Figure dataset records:
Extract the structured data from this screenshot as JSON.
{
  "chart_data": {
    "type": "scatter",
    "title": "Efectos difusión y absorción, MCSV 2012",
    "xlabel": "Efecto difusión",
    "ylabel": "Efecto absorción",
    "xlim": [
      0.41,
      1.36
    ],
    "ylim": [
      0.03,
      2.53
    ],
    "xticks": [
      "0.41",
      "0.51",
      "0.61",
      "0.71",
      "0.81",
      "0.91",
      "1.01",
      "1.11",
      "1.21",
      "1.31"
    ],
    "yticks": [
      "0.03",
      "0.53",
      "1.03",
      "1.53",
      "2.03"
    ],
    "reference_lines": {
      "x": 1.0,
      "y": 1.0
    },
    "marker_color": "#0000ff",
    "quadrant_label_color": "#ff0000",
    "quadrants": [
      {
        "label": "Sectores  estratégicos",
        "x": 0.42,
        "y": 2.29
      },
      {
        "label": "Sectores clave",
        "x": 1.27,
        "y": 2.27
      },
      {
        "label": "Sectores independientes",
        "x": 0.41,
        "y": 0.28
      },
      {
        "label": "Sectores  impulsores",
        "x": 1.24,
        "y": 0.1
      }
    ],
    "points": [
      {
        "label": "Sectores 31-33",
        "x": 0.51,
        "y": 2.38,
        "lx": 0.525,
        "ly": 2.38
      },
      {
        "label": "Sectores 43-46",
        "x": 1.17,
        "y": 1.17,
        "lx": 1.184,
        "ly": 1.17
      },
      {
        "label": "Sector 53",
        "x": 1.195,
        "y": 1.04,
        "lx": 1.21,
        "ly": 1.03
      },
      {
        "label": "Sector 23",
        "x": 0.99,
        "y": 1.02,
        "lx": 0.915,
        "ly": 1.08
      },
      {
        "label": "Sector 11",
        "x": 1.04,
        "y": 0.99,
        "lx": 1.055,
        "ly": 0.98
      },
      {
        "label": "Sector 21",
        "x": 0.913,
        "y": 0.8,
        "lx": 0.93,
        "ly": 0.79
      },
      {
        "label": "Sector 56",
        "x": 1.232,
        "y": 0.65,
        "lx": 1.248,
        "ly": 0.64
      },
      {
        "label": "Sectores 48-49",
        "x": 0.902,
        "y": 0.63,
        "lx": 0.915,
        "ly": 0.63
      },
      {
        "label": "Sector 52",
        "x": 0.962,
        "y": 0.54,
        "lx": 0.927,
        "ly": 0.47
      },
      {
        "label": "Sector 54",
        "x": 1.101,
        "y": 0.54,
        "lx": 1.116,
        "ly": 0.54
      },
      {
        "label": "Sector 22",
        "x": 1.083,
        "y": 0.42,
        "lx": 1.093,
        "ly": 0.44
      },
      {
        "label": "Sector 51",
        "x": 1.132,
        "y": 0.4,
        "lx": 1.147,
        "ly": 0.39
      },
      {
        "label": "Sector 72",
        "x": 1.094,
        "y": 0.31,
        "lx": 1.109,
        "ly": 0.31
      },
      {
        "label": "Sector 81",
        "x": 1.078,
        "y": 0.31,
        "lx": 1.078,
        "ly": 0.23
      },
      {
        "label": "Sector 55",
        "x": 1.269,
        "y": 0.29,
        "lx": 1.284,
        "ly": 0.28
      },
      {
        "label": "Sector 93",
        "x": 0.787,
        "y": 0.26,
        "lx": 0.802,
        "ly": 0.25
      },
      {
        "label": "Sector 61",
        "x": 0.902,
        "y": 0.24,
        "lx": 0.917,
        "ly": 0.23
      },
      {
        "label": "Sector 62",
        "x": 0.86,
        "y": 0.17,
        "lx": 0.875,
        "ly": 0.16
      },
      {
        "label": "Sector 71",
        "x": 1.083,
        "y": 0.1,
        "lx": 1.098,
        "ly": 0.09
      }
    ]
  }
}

_WHAT NEEDS TO BE DONE_
Write the material out exactly, with nothing left out.

_RESULT OF THE TASK_
Extract the structured data from this screenshot as JSON.
{
  "chart_data": {
    "type": "scatter",
    "title": "Efectos difusión y absorción, MCSV 2012",
    "xlabel": "Efecto difusión",
    "ylabel": "Efecto absorción",
    "xlim": [
      0.41,
      1.36
    ],
    "ylim": [
      0.03,
      2.53
    ],
    "xticks": [
      "0.41",
      "0.51",
      "0.61",
      "0.71",
      "0.81",
      "0.91",
      "1.01",
      "1.11",
      "1.21",
      "1.31"
    ],
    "yticks": [
      "0.03",
      "0.53",
      "1.03",
      "1.53",
      "2.03"
    ],
    "reference_lines": {
      "x": 1.0,
      "y": 1.0
    },
    "marker_color": "#0000ff",
    "quadrant_label_color": "#ff0000",
    "quadrants": [
      {
        "label": "Sectores  estratégicos",
        "x": 0.42,
        "y": 2.29
      },
      {
        "label": "Sectores clave",
        "x": 1.27,
        "y": 2.27
      },
      {
        "label": "Sectores independientes",
        "x": 0.41,
        "y": 0.28
      },
      {
        "label": "Sectores  impulsores",
        "x": 1.24,
        "y": 0.1
      }
    ],
    "points": [
      {
        "label": "Sectores 31-33",
        "x": 0.51,
        "y": 2.38,
        "lx": 0.525,
        "ly": 2.38
      },
      {
        "label": "Sectores 43-46",
        "x": 1.17,
        "y": 1.17,
        "lx": 1.184,
        "ly": 1.17
      },
      {
        "label": "Sector 53",
        "x": 1.195,
        "y": 1.04,
        "lx": 1.21,
        "ly": 1.03
      },
      {
        "label": "Sector 23",
        "x": 0.99,
        "y": 1.02,
        "lx": 0.915,
        "ly": 1.08
      },
      {
        "label": "Sector 11",
        "x": 1.04,
        "y": 0.99,
        "lx": 1.055,
        "ly": 0.98
      },
      {
        "label": "Sector 21",
        "x": 0.913,
        "y": 0.8,
        "lx": 0.93,
        "ly": 0.79
      },
      {
        "label": "Sector 56",
        "x": 1.232,
        "y": 0.65,
        "lx": 1.248,
        "ly": 0.64
      },
      {
        "label": "Sectores 48-49",
        "x": 0.902,
        "y": 0.63,
        "lx": 0.915,
        "ly": 0.63
      },
      {
        "label": "Sector 52",
        "x": 0.962,
        "y": 0.54,
        "lx": 0.927,
        "ly": 0.47
      },
      {
        "label": "Sector 54",
        "x": 1.101,
        "y": 0.54,
        "lx": 1.116,
        "ly": 0.54
      },
      {
        "label": "Sector 22",
        "x": 1.083,
        "y": 0.42,
        "lx": 1.093,
        "ly": 0.44
      },
      {
        "label": "Sector 51",
        "x": 1.132,
        "y": 0.4,
        "lx": 1.147,
        "ly": 0.39
      },
      {
        "label": "Sector 72",
        "x": 1.094,
        "y": 0.31,
        "lx": 1.109,
        "ly": 0.31
      },
      {
        "label": "Sector 81",
        "x": 1.078,
        "y": 0.31,
        "lx": 1.078,
        "ly": 0.23
      },
      {
        "label": "Sector 55",
        "x": 1.269,
        "y": 0.29,
        "lx": 1.284,
        "ly": 0.28
      },
      {
        "label": "Sector 93",
        "x": 0.787,
        "y": 0.26,
        "lx": 0.802,
        "ly": 0.25
      },
      {
        "label": "Sector 61",
        "x": 0.902,
        "y": 0.24,
        "lx": 0.917,
        "ly": 0.23
      },
      {
        "label": "Sector 62",
        "x": 0.86,
        "y": 0.17,
        "lx": 0.875,
        "ly": 0.16
      },
      {
        "label": "Sector 71",
        "x": 1.083,
        "y": 0.1,
        "lx": 1.098,
        "ly": 0.09
      }
    ]
  }
}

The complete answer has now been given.